Brief:
Show all lines that include the string "this"; copy each one.

+--

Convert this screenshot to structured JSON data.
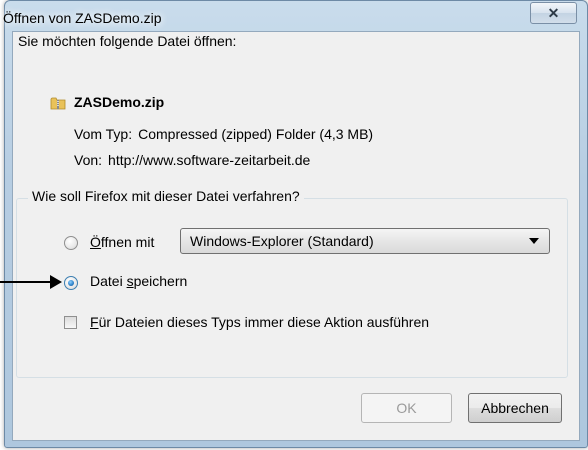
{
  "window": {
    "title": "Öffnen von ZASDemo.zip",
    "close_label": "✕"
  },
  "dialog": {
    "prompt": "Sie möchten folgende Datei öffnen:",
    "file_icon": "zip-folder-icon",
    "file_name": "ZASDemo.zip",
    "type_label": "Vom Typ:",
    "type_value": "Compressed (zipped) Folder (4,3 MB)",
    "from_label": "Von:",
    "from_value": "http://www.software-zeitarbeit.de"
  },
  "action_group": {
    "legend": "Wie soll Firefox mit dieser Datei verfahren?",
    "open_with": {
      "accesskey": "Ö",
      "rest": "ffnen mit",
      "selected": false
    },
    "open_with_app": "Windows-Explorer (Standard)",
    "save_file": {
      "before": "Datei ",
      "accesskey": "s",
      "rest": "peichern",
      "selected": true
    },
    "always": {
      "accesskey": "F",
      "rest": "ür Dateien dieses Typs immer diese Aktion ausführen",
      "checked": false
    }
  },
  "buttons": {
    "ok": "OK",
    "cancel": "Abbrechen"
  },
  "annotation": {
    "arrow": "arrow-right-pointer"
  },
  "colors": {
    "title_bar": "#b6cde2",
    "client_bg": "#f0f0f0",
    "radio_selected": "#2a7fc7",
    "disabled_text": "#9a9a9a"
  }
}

+--

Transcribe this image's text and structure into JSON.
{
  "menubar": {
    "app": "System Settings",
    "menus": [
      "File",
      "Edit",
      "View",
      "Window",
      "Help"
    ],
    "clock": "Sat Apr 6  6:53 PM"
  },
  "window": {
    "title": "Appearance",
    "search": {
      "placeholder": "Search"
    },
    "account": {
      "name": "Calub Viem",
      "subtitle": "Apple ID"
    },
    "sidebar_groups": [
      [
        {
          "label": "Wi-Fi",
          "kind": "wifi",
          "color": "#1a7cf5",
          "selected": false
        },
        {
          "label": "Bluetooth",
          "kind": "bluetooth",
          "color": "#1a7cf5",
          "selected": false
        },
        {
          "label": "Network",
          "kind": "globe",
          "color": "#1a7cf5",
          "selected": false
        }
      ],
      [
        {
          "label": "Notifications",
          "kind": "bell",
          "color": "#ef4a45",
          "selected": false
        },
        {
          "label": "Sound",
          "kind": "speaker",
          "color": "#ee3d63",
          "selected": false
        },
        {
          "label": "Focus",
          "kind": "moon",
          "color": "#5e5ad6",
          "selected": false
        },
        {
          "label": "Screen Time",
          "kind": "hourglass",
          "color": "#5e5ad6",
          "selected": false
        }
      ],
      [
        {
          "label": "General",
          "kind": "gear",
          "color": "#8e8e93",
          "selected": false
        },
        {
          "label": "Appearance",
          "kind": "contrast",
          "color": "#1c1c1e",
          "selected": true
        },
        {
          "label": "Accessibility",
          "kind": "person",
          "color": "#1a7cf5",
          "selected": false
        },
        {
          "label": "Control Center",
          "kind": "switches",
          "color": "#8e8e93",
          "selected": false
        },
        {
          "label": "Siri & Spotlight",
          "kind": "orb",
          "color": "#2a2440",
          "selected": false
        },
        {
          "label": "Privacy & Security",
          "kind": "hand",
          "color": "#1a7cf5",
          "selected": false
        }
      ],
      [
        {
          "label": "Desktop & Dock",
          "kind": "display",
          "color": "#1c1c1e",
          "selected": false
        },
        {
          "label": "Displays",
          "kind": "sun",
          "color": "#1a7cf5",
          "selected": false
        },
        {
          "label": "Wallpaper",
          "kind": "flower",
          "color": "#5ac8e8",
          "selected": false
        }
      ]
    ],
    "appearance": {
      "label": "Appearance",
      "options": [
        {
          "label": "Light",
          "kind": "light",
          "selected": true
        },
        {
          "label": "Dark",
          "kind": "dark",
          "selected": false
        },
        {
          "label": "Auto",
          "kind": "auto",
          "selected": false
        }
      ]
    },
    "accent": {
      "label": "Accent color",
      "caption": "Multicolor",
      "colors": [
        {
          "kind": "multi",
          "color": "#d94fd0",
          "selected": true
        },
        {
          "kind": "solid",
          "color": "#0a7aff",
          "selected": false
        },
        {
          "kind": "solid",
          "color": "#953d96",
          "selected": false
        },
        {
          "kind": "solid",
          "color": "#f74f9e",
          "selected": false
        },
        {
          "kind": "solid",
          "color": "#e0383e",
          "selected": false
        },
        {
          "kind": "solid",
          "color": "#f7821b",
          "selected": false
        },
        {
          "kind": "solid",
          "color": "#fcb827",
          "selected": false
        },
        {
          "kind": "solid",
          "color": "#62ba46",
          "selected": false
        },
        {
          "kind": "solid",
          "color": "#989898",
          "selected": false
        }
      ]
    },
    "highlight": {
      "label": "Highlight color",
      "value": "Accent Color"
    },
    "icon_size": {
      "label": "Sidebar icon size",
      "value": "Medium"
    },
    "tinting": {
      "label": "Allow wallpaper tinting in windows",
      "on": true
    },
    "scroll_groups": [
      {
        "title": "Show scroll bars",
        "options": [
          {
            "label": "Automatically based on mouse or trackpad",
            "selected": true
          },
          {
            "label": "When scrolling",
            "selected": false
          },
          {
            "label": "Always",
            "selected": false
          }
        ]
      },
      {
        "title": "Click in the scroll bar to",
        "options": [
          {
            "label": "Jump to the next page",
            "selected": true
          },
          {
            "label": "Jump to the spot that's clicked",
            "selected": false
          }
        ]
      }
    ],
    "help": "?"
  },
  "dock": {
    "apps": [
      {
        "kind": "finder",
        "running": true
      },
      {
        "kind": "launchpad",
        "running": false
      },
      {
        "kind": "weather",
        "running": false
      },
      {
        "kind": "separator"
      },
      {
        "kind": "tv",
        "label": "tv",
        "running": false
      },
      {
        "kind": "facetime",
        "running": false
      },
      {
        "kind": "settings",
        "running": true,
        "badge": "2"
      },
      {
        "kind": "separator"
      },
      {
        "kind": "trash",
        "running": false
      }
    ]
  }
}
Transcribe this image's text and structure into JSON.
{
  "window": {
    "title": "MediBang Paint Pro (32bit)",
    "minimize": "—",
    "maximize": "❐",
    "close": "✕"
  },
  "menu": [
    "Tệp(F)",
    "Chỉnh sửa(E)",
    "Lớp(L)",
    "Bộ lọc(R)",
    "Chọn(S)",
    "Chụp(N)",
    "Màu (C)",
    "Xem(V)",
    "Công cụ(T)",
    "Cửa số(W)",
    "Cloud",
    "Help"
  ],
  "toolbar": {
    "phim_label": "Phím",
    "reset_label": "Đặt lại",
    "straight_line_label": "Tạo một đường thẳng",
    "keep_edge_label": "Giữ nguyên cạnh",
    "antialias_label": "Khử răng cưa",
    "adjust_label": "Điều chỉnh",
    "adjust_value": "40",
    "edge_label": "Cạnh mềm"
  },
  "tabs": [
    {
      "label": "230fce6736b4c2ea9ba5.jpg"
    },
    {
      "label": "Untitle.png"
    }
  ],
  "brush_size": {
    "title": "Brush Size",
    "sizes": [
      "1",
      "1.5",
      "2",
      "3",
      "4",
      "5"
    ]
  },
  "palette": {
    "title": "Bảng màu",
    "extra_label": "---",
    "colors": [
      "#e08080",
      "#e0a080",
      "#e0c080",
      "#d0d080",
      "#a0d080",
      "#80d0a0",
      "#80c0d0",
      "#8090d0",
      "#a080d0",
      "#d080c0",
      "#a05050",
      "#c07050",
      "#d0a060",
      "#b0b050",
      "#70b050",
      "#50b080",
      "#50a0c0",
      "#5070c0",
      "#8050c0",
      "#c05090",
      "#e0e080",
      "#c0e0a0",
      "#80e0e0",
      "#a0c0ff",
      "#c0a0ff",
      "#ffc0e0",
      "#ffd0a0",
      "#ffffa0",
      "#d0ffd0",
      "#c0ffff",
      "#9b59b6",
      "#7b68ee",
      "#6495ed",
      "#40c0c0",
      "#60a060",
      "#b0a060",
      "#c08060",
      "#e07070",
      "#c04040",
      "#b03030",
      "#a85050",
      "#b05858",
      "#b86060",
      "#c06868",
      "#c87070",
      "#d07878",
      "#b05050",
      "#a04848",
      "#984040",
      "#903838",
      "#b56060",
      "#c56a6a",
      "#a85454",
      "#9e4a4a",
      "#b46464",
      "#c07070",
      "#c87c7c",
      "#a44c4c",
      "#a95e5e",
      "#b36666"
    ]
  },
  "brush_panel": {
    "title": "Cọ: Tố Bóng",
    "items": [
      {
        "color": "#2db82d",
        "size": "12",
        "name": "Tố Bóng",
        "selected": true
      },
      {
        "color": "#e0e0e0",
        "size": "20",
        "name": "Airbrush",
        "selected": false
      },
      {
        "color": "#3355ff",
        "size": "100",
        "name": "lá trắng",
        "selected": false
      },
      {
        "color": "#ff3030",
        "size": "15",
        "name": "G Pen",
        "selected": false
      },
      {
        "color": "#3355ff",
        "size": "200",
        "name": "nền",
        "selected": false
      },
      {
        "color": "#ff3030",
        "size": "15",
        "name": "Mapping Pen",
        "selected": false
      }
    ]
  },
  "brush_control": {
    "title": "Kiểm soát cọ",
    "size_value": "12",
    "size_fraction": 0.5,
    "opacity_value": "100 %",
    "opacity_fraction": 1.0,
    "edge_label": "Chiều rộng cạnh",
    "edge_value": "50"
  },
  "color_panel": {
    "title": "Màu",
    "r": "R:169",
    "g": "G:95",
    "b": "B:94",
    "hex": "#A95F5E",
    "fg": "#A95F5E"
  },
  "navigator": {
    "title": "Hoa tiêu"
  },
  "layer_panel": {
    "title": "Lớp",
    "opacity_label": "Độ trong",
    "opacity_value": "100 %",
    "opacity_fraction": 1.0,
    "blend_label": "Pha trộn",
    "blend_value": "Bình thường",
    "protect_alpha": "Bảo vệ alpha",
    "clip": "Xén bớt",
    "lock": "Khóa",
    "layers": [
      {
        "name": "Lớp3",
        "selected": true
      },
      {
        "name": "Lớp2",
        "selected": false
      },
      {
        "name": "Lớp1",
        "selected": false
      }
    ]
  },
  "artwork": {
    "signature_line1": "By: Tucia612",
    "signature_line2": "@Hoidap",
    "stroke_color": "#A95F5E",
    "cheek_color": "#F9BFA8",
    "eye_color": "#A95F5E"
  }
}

+--

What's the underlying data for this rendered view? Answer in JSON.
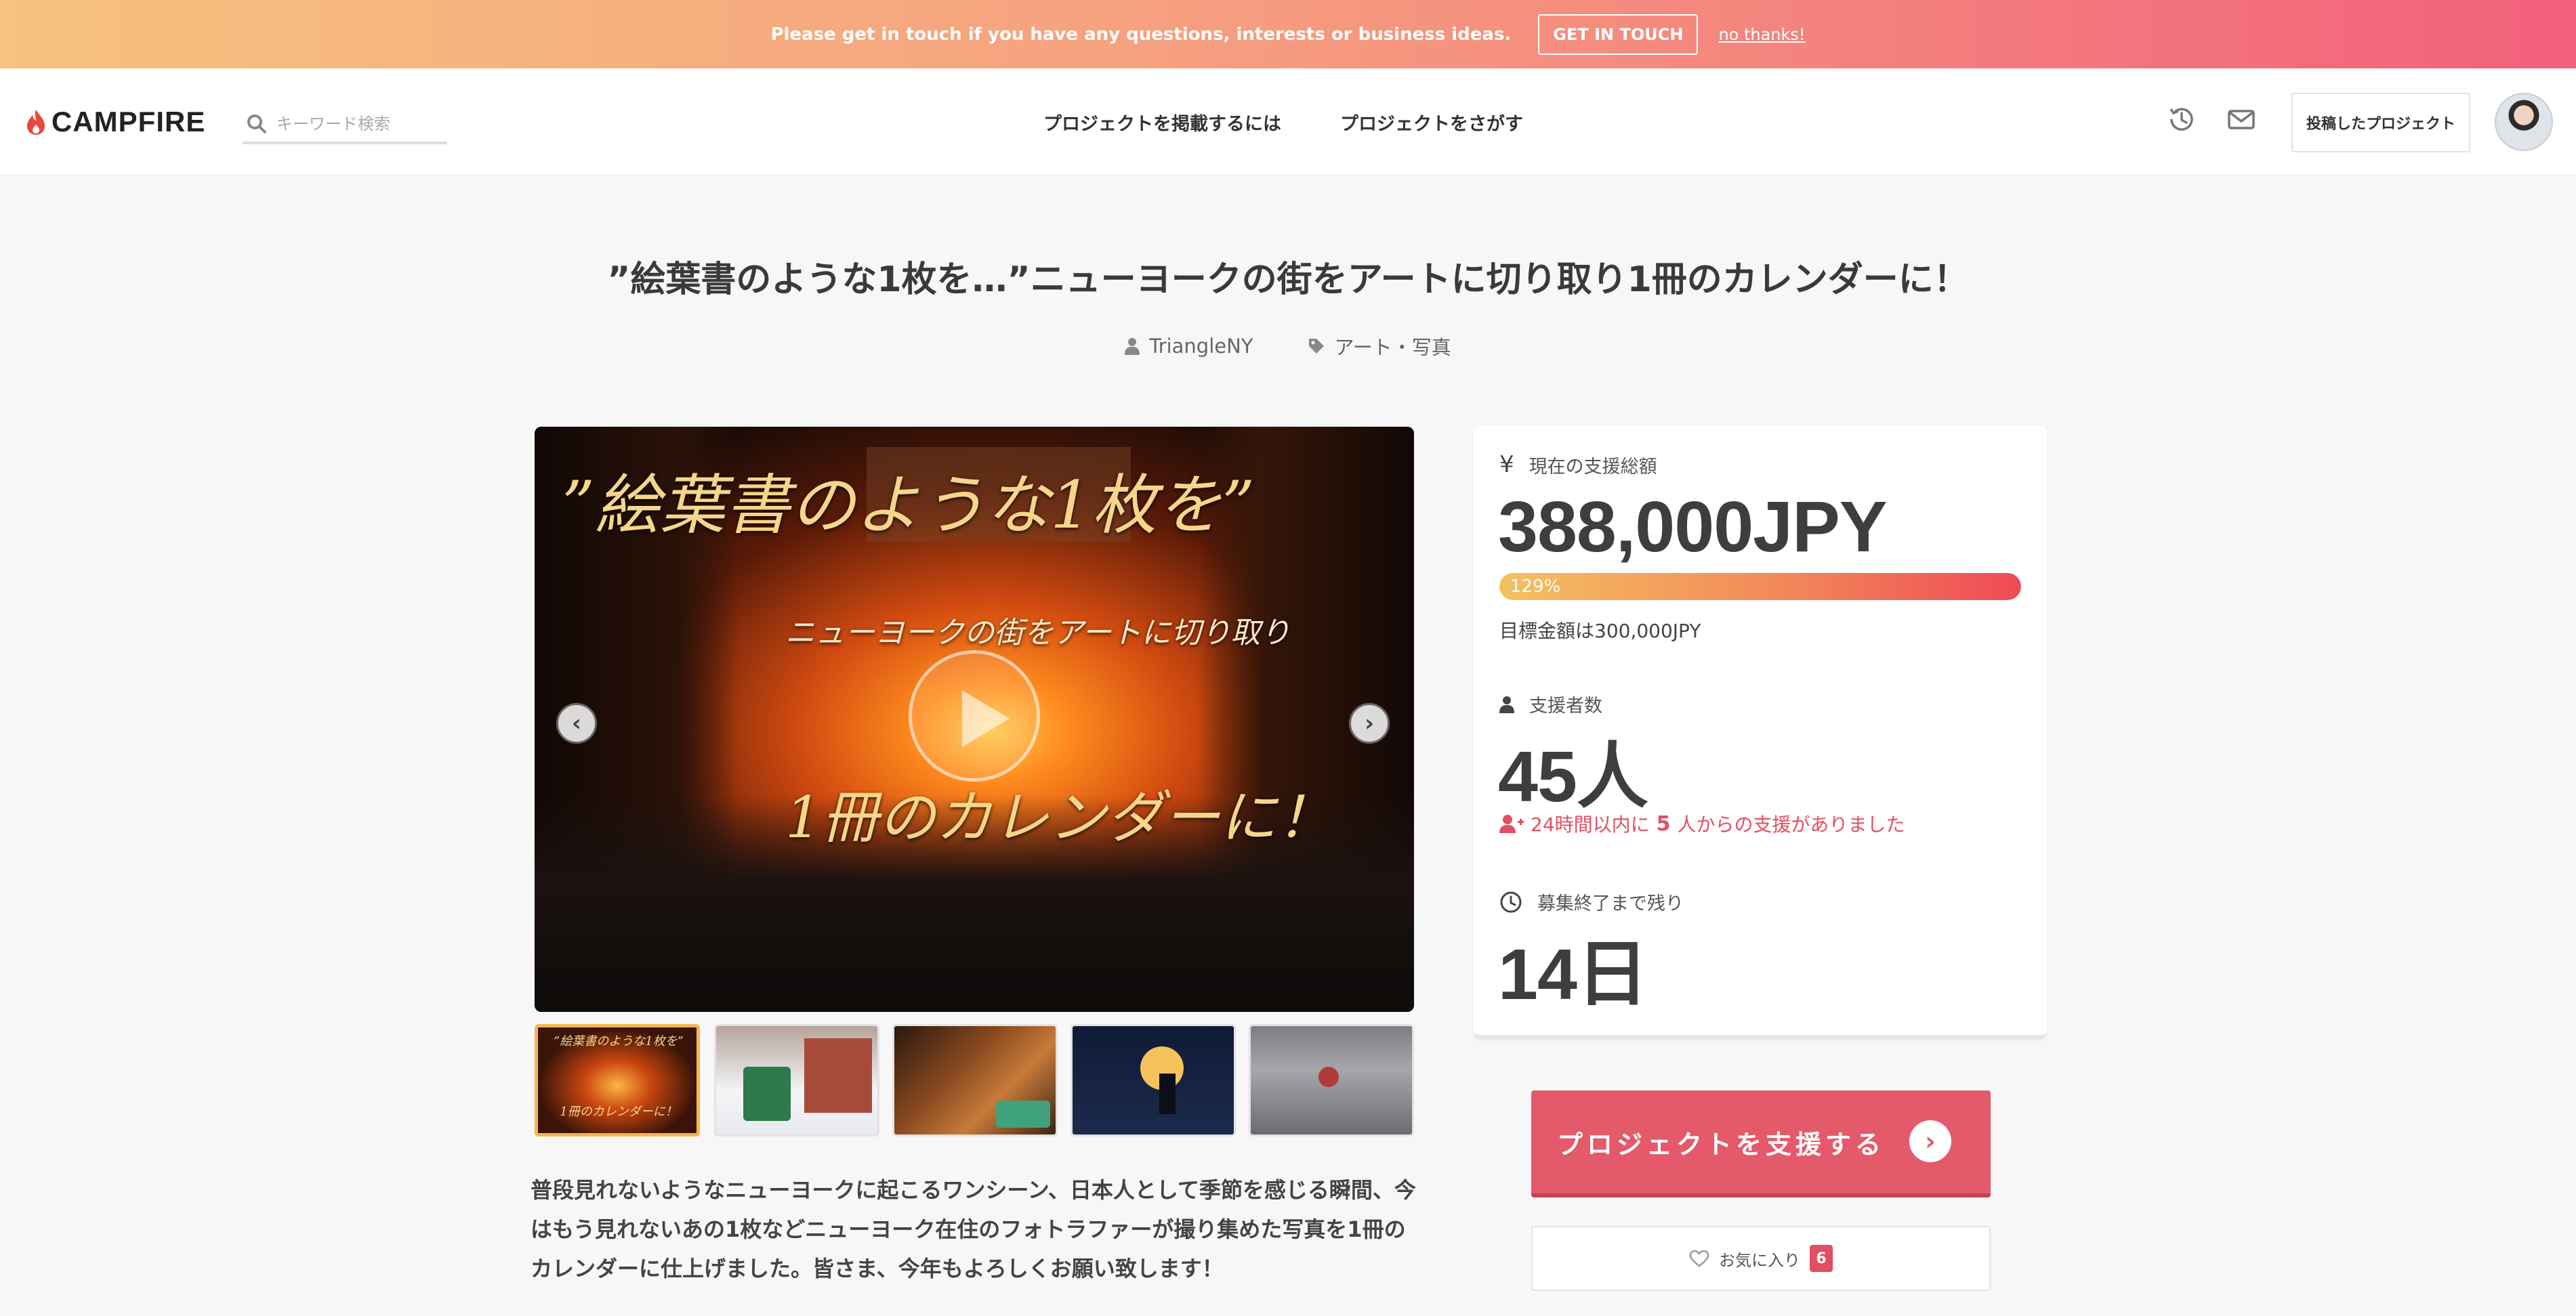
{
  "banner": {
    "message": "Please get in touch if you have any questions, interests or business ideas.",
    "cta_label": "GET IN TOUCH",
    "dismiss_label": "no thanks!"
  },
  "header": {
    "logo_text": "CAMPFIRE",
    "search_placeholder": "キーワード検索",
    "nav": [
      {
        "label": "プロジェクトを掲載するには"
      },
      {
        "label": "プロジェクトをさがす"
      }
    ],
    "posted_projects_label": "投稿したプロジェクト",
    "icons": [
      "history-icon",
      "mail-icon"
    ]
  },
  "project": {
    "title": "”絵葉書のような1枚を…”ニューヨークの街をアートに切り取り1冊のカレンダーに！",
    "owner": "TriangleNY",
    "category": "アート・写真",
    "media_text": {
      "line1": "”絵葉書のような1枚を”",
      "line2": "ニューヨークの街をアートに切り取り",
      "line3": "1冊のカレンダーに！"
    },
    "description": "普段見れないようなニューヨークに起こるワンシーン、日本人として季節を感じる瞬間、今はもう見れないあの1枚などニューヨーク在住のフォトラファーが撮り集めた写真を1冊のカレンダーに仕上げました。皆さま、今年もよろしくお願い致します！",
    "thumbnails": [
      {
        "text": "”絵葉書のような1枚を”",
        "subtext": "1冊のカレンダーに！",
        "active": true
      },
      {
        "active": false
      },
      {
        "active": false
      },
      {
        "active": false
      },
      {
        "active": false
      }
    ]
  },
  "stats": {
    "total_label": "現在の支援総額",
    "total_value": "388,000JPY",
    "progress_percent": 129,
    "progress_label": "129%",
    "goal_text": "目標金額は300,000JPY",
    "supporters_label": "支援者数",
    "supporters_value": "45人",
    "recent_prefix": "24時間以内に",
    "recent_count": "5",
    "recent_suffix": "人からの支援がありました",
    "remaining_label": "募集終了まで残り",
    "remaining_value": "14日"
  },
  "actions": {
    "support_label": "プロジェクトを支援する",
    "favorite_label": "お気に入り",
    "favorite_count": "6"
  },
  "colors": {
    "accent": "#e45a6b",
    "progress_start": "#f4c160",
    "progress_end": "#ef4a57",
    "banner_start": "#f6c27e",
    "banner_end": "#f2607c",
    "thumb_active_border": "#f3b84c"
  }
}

+--

The response:
Convert this screenshot to structured JSON data.
Transcribe this image's text and structure into JSON.
Transcribe this image's text and structure into JSON.
What's the underlying data for this rendered view? Answer in JSON.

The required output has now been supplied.